▶ **Prompt**:
All records should be reproduced verbatim.

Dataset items
━━━━

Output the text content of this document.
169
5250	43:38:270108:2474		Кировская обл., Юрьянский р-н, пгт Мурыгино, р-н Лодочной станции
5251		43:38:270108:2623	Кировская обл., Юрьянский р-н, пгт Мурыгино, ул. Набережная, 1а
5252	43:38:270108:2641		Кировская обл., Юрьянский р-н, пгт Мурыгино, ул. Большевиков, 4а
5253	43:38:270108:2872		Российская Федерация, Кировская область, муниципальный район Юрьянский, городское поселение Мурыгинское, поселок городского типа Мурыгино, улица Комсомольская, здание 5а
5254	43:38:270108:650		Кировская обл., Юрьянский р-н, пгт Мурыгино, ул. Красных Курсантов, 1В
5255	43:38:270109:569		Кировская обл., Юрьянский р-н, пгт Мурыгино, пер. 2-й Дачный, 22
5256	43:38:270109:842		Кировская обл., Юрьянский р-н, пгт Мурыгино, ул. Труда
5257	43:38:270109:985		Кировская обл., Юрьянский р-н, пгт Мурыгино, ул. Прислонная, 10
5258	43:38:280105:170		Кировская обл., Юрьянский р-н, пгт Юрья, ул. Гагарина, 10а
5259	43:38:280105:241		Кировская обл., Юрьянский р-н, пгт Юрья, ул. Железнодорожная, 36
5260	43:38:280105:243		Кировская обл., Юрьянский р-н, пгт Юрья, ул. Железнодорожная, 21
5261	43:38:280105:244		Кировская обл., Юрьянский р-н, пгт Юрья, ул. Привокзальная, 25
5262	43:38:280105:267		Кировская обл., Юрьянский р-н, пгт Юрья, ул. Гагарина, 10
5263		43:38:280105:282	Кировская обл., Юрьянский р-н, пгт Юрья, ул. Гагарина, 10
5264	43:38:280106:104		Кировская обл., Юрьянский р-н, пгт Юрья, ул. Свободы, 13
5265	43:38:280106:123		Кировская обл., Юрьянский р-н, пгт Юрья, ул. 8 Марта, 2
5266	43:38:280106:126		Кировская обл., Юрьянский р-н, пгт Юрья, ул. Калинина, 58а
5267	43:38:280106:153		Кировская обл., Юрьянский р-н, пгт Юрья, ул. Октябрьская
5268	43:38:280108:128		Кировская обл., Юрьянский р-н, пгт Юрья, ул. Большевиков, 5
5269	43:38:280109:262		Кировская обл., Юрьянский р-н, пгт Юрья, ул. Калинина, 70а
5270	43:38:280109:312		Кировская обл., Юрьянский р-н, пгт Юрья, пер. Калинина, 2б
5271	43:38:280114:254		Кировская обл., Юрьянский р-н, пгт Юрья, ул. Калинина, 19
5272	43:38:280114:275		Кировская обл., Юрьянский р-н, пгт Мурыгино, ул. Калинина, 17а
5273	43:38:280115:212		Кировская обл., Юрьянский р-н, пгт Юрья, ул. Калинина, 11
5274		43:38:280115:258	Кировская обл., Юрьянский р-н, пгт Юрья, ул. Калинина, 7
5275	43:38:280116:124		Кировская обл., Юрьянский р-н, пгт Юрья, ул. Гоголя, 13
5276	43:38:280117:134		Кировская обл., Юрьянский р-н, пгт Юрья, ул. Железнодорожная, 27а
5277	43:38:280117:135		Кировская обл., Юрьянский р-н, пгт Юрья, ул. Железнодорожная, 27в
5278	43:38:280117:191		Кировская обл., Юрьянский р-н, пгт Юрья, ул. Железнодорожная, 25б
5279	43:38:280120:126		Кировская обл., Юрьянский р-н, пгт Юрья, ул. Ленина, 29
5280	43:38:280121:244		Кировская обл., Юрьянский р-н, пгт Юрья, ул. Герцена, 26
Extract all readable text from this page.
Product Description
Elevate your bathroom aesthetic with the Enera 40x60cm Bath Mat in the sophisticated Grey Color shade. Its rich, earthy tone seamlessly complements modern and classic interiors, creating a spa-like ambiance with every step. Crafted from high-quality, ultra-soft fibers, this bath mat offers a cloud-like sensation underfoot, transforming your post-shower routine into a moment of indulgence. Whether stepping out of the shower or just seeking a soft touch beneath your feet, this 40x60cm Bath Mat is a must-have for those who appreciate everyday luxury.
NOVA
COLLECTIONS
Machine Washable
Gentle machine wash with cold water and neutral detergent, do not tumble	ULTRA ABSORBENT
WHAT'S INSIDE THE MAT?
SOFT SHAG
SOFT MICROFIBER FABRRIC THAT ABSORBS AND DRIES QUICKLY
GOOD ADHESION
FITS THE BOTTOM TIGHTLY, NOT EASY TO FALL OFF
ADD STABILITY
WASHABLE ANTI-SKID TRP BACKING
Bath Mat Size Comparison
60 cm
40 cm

━━━━

▶ **Solution for this exercise**:
Output the text content of this document.
169
5250	43:38:270108:2474		Кировская обл., Юрьянский р-н, пгт Мурыгино, р-н Лодочной станции
5251		43:38:270108:2623	Кировская обл., Юрьянский р-н, пгт Мурыгино, ул. Набережная, 1а
5252	43:38:270108:2641		Кировская обл., Юрьянский р-н, пгт Мурыгино, ул. Большевиков, 4а
5253	43:38:270108:2872		Российская Федерация, Кировская область, муниципальный район Юрьянский, городское поселение Мурыгинское, поселок городского типа Мурыгино, улица Комсомольская, здание 5а
5254	43:38:270108:650		Кировская обл., Юрьянский р-н, пгт Мурыгино, ул. Красных Курсантов, 1В
5255	43:38:270109:569		Кировская обл., Юрьянский р-н, пгт Мурыгино, пер. 2-й Дачный, 22
5256	43:38:270109:842		Кировская обл., Юрьянский р-н, пгт Мурыгино, ул. Труда
5257	43:38:270109:985		Кировская обл., Юрьянский р-н, пгт Мурыгино, ул. Прислонная, 10
5258	43:38:280105:170		Кировская обл., Юрьянский р-н, пгт Юрья, ул. Гагарина, 10а
5259	43:38:280105:241		Кировская обл., Юрьянский р-н, пгт Юрья, ул. Железнодорожная, 36
5260	43:38:280105:243		Кировская обл., Юрьянский р-н, пгт Юрья, ул. Железнодорожная, 21
5261	43:38:280105:244		Кировская обл., Юрьянский р-н, пгт Юрья, ул. Привокзальная, 25
5262	43:38:280105:267		Кировская обл., Юрьянский р-н, пгт Юрья, ул. Гагарина, 10
5263		43:38:280105:282	Кировская обл., Юрьянский р-н, пгт Юрья, ул. Гагарина, 10
5264	43:38:280106:104		Кировская обл., Юрьянский р-н, пгт Юрья, ул. Свободы, 13
5265	43:38:280106:123		Кировская обл., Юрьянский р-н, пгт Юрья, ул. 8 Марта, 2
5266	43:38:280106:126		Кировская обл., Юрьянский р-н, пгт Юрья, ул. Калинина, 58а
5267	43:38:280106:153		Кировская обл., Юрьянский р-н, пгт Юрья, ул. Октябрьская
5268	43:38:280108:128		Кировская обл., Юрьянский р-н, пгт Юрья, ул. Большевиков, 5
5269	43:38:280109:262		Кировская обл., Юрьянский р-н, пгт Юрья, ул. Калинина, 70а
5270	43:38:280109:312		Кировская обл., Юрьянский р-н, пгт Юрья, пер. Калинина, 2б
5271	43:38:280114:254		Кировская обл., Юрьянский р-н, пгт Юрья, ул. Калинина, 19
5272	43:38:280114:275		Кировская обл., Юрьянский р-н, пгт Мурыгино, ул. Калинина, 17а
5273	43:38:280115:212		Кировская обл., Юрьянский р-н, пгт Юрья, ул. Калинина, 11
5274		43:38:280115:258	Кировская обл., Юрьянский р-н, пгт Юрья, ул. Калинина, 7
5275	43:38:280116:124		Кировская обл., Юрьянский р-н, пгт Юрья, ул. Гоголя, 13
5276	43:38:280117:134		Кировская обл., Юрьянский р-н, пгт Юрья, ул. Железнодорожная, 27а
5277	43:38:280117:135		Кировская обл., Юрьянский р-н, пгт Юрья, ул. Железнодорожная, 27в
5278	43:38:280117:191		Кировская обл., Юрьянский р-н, пгт Юрья, ул. Железнодорожная, 25б
5279	43:38:280120:126		Кировская обл., Юрьянский р-н, пгт Юрья, ул. Ленина, 29
5280	43:38:280121:244		Кировская обл., Юрьянский р-н, пгт Юрья, ул. Герцена, 26
Extract all readable text from this page.
Product Description
Elevate your bathroom aesthetic with the Enera 40x60cm Bath Mat in the sophisticated Grey Color shade. Its rich, earthy tone seamlessly complements modern and classic interiors, creating a spa-like ambiance with every step. Crafted from high-quality, ultra-soft fibers, this bath mat offers a cloud-like sensation underfoot, transforming your post-shower routine into a moment of indulgence. Whether stepping out of the shower or just seeking a soft touch beneath your feet, this 40x60cm Bath Mat is a must-have for those who appreciate everyday luxury.
NOVA
COLLECTIONS
Machine Washable
Gentle machine wash with cold water and neutral detergent, do not tumble	ULTRA ABSORBENT
WHAT'S INSIDE THE MAT?
SOFT SHAG
SOFT MICROFIBER FABRRIC THAT ABSORBS AND DRIES QUICKLY
GOOD ADHESION
FITS THE BOTTOM TIGHTLY, NOT EASY TO FALL OFF
ADD STABILITY
WASHABLE ANTI-SKID TRP BACKING
Bath Mat Size Comparison
60 cm
40 cm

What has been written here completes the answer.